** Begin **
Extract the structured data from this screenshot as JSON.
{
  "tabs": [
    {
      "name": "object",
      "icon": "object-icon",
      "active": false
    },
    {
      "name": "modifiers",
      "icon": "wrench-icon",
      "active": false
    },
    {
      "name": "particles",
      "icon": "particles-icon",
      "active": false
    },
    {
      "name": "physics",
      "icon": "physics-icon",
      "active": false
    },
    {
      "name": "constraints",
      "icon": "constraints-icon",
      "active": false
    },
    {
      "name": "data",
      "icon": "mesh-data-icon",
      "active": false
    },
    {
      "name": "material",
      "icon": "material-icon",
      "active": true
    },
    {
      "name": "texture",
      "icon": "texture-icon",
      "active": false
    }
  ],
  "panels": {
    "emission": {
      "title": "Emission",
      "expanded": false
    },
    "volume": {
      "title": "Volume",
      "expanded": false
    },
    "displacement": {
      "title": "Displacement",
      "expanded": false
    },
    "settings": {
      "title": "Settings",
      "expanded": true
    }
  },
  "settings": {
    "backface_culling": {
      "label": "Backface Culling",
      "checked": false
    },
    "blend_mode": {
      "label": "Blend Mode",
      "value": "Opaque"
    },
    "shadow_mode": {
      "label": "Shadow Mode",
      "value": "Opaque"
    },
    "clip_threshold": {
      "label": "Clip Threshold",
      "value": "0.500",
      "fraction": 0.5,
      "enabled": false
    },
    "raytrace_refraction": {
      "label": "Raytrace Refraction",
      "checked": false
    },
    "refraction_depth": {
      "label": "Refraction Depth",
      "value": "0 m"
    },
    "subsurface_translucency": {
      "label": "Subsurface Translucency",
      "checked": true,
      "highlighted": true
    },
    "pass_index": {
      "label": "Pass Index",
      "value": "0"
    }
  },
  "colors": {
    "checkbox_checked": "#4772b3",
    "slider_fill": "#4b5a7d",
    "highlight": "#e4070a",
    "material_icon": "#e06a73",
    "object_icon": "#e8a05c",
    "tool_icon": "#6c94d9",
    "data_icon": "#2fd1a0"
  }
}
** End **
** Begin **
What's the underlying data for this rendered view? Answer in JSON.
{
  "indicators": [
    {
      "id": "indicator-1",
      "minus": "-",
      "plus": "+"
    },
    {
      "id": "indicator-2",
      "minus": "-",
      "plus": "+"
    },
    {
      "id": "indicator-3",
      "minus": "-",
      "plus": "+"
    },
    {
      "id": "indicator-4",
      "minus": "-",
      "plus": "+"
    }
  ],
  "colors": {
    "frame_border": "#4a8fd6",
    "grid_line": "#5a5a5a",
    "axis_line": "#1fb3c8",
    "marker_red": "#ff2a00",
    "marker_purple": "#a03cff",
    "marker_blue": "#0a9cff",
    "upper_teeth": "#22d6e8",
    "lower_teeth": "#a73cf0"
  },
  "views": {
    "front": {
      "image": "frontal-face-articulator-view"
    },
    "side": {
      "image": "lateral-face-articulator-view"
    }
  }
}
** End **
** Begin **
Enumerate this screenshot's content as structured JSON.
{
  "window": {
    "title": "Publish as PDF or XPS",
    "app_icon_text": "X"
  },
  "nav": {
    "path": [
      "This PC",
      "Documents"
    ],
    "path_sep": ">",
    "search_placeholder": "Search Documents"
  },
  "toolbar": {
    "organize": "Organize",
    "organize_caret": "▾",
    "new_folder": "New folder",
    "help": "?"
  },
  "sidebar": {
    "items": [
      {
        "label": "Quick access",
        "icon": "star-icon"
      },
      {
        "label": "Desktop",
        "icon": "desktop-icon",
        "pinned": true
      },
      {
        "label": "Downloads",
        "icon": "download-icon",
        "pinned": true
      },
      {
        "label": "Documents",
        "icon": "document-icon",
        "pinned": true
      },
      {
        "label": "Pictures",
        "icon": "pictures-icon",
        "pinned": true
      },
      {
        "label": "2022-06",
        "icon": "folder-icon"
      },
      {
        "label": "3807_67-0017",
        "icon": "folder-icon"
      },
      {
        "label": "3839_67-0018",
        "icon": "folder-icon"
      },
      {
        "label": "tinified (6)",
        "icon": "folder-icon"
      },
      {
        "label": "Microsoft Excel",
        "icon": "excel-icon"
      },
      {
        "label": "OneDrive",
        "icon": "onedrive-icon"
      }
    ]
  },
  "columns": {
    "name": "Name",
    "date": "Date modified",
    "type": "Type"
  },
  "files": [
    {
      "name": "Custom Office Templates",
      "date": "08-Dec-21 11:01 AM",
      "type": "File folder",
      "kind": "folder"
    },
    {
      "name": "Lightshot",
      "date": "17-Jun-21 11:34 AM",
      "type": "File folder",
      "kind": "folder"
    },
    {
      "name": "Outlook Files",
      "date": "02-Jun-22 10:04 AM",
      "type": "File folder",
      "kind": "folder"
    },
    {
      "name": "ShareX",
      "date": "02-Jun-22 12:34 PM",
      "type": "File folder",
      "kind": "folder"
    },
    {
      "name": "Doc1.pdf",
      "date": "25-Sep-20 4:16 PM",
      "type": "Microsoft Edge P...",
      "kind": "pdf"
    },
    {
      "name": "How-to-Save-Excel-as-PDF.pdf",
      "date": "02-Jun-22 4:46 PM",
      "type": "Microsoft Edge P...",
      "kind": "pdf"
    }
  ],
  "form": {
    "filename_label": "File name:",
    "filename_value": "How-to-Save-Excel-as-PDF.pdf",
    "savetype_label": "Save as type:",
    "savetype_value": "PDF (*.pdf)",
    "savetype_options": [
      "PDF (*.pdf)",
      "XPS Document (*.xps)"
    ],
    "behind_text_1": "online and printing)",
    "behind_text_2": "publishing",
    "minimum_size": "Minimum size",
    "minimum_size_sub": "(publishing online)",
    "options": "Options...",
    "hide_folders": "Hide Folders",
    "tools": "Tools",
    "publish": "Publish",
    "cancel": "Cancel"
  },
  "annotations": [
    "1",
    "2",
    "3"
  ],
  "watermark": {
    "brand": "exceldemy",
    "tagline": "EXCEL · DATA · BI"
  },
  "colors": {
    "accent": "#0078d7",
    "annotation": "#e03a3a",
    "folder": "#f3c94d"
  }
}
** End **
* [WRITTEN REQUEST]:
Select, from the listing, all lines that include the word "Documents".

* [RESULT]:
      "Documents"
    "search_placeholder": "Search Documents"
        "label": "Documents",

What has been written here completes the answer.